### Work to be completed
In the data below, find every line that has the string "them", and copy it.

### Records shown
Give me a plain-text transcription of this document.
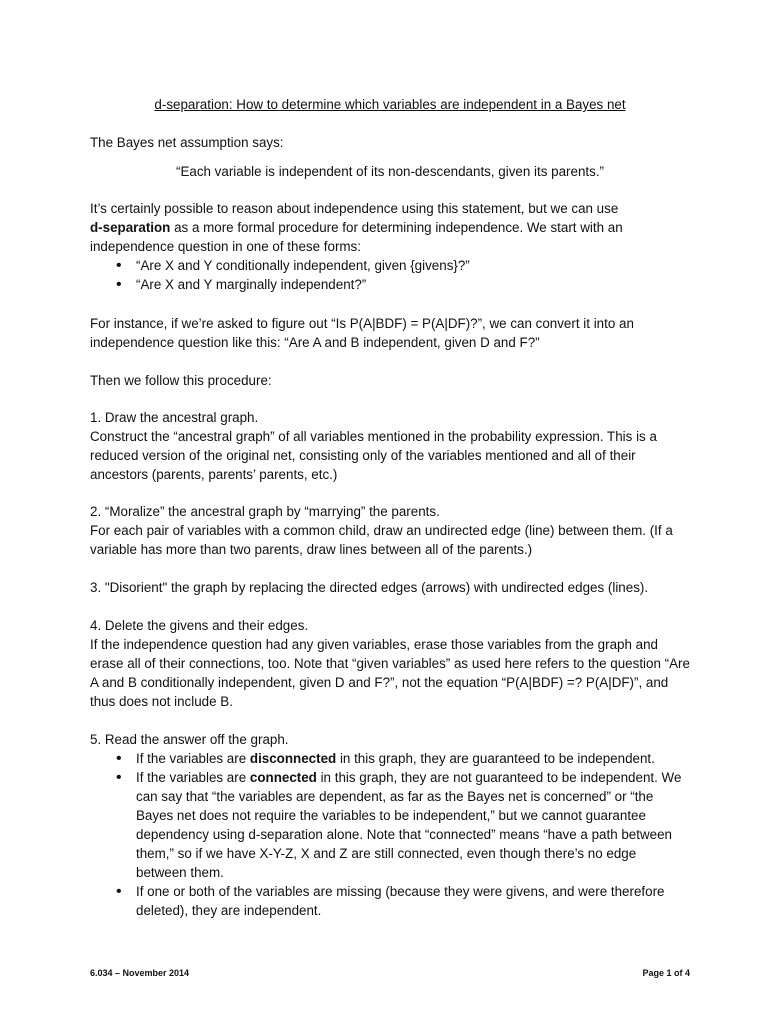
d-separation: How to determine which variables are independent in a Bayes net

The Bayes net assumption says:

“Each variable is independent of its non-descendants, given its parents.”

It’s certainly possible to reason about independence using this statement, but we can use
d-separation as a more formal procedure for determining independence. We start with an independence question in one of these forms:

• “Are X and Y conditionally independent, given {givens}?”
• “Are X and Y marginally independent?”

For instance, if we’re asked to figure out “Is P(A|BDF) = P(A|DF)?”, we can convert it into an independence question like this: “Are A and B independent, given D and F?”

Then we follow this procedure:

1. Draw the ancestral graph.

Construct the “ancestral graph” of all variables mentioned in the probability expression. This is a reduced version of the original net, consisting only of the variables mentioned and all of their ancestors (parents, parents’ parents, etc.)

2. “Moralize” the ancestral graph by “marrying” the parents.

For each pair of variables with a common child, draw an undirected edge (line) between them. (If a variable has more than two parents, draw lines between all of the parents.)

3. "Disorient" the graph by replacing the directed edges (arrows) with undirected edges (lines).

4. Delete the givens and their edges.

If the independence question had any given variables, erase those variables from the graph and erase all of their connections, too. Note that “given variables” as used here refers to the question “Are A and B conditionally independent, given D and F?”, not the equation “P(A|BDF) =? P(A|DF)”, and thus does not include B.

5. Read the answer off the graph.

• If the variables are disconnected in this graph, they are guaranteed to be independent.
• If the variables are connected in this graph, they are not guaranteed to be independent. We can say that “the variables are dependent, as far as the Bayes net is concerned” or “the Bayes net does not require the variables to be independent,” but we cannot guarantee dependency using d-separation alone. Note that “connected” means “have a path between them,” so if we have X-Y-Z, X and Z are still connected, even though there’s no edge between them.
• If one or both of the variables are missing (because they were givens, and were therefore deleted), they are independent.
6.034 – November 2014	Page 1 of 4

### Output for this task
For each pair of variables with a common child, draw an undirected edge (line) between them. (If a variable has more than two parents, draw lines between all of the parents.)
• If the variables are connected in this graph, they are not guaranteed to be independent. We can say that “the variables are dependent, as far as the Bayes net is concerned” or “the Bayes net does not require the variables to be independent,” but we cannot guarantee dependency using d-separation alone. Note that “connected” means “have a path between them,” so if we have X-Y-Z, X and Z are still connected, even though there’s no edge between them.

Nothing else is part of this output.